» Short task:
The records below should be written out again, exactly.
[begin Working data]
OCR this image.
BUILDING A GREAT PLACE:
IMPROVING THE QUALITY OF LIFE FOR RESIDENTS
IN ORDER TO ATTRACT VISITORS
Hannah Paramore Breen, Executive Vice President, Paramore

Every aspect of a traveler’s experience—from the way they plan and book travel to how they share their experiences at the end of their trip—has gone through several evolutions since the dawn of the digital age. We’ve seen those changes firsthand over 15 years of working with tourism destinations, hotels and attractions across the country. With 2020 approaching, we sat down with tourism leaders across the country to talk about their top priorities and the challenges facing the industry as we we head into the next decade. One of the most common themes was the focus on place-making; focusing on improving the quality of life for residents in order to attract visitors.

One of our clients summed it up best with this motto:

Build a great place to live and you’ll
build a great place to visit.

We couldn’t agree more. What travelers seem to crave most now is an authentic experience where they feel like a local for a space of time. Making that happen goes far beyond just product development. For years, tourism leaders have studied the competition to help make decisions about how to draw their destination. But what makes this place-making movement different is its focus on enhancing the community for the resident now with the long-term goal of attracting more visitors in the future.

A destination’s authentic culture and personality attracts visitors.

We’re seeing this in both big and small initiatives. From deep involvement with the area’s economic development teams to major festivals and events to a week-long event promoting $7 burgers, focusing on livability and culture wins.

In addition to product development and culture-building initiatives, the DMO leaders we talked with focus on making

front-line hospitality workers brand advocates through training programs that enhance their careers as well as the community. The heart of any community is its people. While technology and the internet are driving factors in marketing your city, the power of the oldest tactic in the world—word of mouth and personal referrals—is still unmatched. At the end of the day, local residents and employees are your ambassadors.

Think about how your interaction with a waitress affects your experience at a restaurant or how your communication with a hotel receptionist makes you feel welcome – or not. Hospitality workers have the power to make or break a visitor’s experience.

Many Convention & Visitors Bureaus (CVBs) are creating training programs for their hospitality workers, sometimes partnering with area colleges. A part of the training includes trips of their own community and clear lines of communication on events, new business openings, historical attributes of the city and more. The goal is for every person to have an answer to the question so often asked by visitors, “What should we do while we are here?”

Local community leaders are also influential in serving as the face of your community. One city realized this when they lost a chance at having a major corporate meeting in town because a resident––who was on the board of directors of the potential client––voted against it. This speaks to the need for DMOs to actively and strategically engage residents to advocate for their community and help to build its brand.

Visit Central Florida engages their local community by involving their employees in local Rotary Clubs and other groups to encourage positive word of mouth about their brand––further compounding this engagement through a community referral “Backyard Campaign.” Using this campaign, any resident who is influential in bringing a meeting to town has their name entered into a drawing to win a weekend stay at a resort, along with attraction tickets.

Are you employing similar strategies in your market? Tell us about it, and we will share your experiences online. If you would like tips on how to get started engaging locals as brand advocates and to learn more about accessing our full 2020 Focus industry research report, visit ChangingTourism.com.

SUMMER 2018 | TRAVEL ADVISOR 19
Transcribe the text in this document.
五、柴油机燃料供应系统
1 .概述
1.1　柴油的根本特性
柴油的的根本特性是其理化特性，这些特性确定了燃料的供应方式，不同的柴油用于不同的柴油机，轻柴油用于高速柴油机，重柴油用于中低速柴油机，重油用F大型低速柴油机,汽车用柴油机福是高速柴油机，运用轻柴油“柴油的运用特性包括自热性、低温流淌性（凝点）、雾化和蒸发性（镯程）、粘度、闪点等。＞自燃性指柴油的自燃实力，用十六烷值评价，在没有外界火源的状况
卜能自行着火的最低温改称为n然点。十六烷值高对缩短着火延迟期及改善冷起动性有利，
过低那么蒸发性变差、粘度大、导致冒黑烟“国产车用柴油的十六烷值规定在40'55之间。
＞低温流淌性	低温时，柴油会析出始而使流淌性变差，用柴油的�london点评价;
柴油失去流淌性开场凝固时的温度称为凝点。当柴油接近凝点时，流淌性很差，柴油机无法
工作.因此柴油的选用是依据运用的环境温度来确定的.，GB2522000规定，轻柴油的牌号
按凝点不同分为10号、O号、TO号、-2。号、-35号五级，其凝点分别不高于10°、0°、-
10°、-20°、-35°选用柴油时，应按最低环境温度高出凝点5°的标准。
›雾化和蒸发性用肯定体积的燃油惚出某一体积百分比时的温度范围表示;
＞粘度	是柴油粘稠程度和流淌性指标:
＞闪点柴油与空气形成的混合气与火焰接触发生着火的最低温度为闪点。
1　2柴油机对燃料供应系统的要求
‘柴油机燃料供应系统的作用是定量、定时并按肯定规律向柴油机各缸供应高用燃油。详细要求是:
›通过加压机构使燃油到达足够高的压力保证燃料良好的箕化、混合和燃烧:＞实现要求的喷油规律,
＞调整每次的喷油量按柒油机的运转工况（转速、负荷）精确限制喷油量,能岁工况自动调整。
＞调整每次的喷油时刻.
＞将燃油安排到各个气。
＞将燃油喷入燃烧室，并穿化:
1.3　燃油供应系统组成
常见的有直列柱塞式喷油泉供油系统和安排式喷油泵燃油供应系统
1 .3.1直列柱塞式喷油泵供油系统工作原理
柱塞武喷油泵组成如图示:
[end Working data]
» Correct result:
OCR this image.
BUILDING A GREAT PLACE:
IMPROVING THE QUALITY OF LIFE FOR RESIDENTS
IN ORDER TO ATTRACT VISITORS
Hannah Paramore Breen, Executive Vice President, Paramore

Every aspect of a traveler’s experience—from the way they plan and book travel to how they share their experiences at the end of their trip—has gone through several evolutions since the dawn of the digital age. We’ve seen those changes firsthand over 15 years of working with tourism destinations, hotels and attractions across the country. With 2020 approaching, we sat down with tourism leaders across the country to talk about their top priorities and the challenges facing the industry as we we head into the next decade. One of the most common themes was the focus on place-making; focusing on improving the quality of life for residents in order to attract visitors.

One of our clients summed it up best with this motto:

Build a great place to live and you’ll
build a great place to visit.

We couldn’t agree more. What travelers seem to crave most now is an authentic experience where they feel like a local for a space of time. Making that happen goes far beyond just product development. For years, tourism leaders have studied the competition to help make decisions about how to draw their destination. But what makes this place-making movement different is its focus on enhancing the community for the resident now with the long-term goal of attracting more visitors in the future.

A destination’s authentic culture and personality attracts visitors.

We’re seeing this in both big and small initiatives. From deep involvement with the area’s economic development teams to major festivals and events to a week-long event promoting $7 burgers, focusing on livability and culture wins.

In addition to product development and culture-building initiatives, the DMO leaders we talked with focus on making

front-line hospitality workers brand advocates through training programs that enhance their careers as well as the community. The heart of any community is its people. While technology and the internet are driving factors in marketing your city, the power of the oldest tactic in the world—word of mouth and personal referrals—is still unmatched. At the end of the day, local residents and employees are your ambassadors.

Think about how your interaction with a waitress affects your experience at a restaurant or how your communication with a hotel receptionist makes you feel welcome – or not. Hospitality workers have the power to make or break a visitor’s experience.

Many Convention & Visitors Bureaus (CVBs) are creating training programs for their hospitality workers, sometimes partnering with area colleges. A part of the training includes trips of their own community and clear lines of communication on events, new business openings, historical attributes of the city and more. The goal is for every person to have an answer to the question so often asked by visitors, “What should we do while we are here?”

Local community leaders are also influential in serving as the face of your community. One city realized this when they lost a chance at having a major corporate meeting in town because a resident––who was on the board of directors of the potential client––voted against it. This speaks to the need for DMOs to actively and strategically engage residents to advocate for their community and help to build its brand.

Visit Central Florida engages their local community by involving their employees in local Rotary Clubs and other groups to encourage positive word of mouth about their brand––further compounding this engagement through a community referral “Backyard Campaign.” Using this campaign, any resident who is influential in bringing a meeting to town has their name entered into a drawing to win a weekend stay at a resort, along with attraction tickets.

Are you employing similar strategies in your market? Tell us about it, and we will share your experiences online. If you would like tips on how to get started engaging locals as brand advocates and to learn more about accessing our full 2020 Focus industry research report, visit ChangingTourism.com.

SUMMER 2018 | TRAVEL ADVISOR 19
Transcribe the text in this document.
五、柴油机燃料供应系统
1 .概述
1.1　柴油的根本特性
柴油的的根本特性是其理化特性，这些特性确定了燃料的供应方式，不同的柴油用于不同的柴油机，轻柴油用于高速柴油机，重柴油用于中低速柴油机，重油用F大型低速柴油机,汽车用柴油机福是高速柴油机，运用轻柴油“柴油的运用特性包括自热性、低温流淌性（凝点）、雾化和蒸发性（镯程）、粘度、闪点等。＞自燃性指柴油的自燃实力，用十六烷值评价，在没有外界火源的状况
卜能自行着火的最低温改称为n然点。十六烷值高对缩短着火延迟期及改善冷起动性有利，
过低那么蒸发性变差、粘度大、导致冒黑烟“国产车用柴油的十六烷值规定在40'55之间。
＞低温流淌性	低温时，柴油会析出始而使流淌性变差，用柴油的�london点评价;
柴油失去流淌性开场凝固时的温度称为凝点。当柴油接近凝点时，流淌性很差，柴油机无法
工作.因此柴油的选用是依据运用的环境温度来确定的.，GB2522000规定，轻柴油的牌号
按凝点不同分为10号、O号、TO号、-2。号、-35号五级，其凝点分别不高于10°、0°、-
10°、-20°、-35°选用柴油时，应按最低环境温度高出凝点5°的标准。
›雾化和蒸发性用肯定体积的燃油惚出某一体积百分比时的温度范围表示;
＞粘度	是柴油粘稠程度和流淌性指标:
＞闪点柴油与空气形成的混合气与火焰接触发生着火的最低温度为闪点。
1　2柴油机对燃料供应系统的要求
‘柴油机燃料供应系统的作用是定量、定时并按肯定规律向柴油机各缸供应高用燃油。详细要求是:
›通过加压机构使燃油到达足够高的压力保证燃料良好的箕化、混合和燃烧:＞实现要求的喷油规律,
＞调整每次的喷油量按柒油机的运转工况（转速、负荷）精确限制喷油量,能岁工况自动调整。
＞调整每次的喷油时刻.
＞将燃油安排到各个气。
＞将燃油喷入燃烧室，并穿化:
1.3　燃油供应系统组成
常见的有直列柱塞式喷油泉供油系统和安排式喷油泵燃油供应系统
1 .3.1直列柱塞式喷油泵供油系统工作原理
柱塞武喷油泵组成如图示:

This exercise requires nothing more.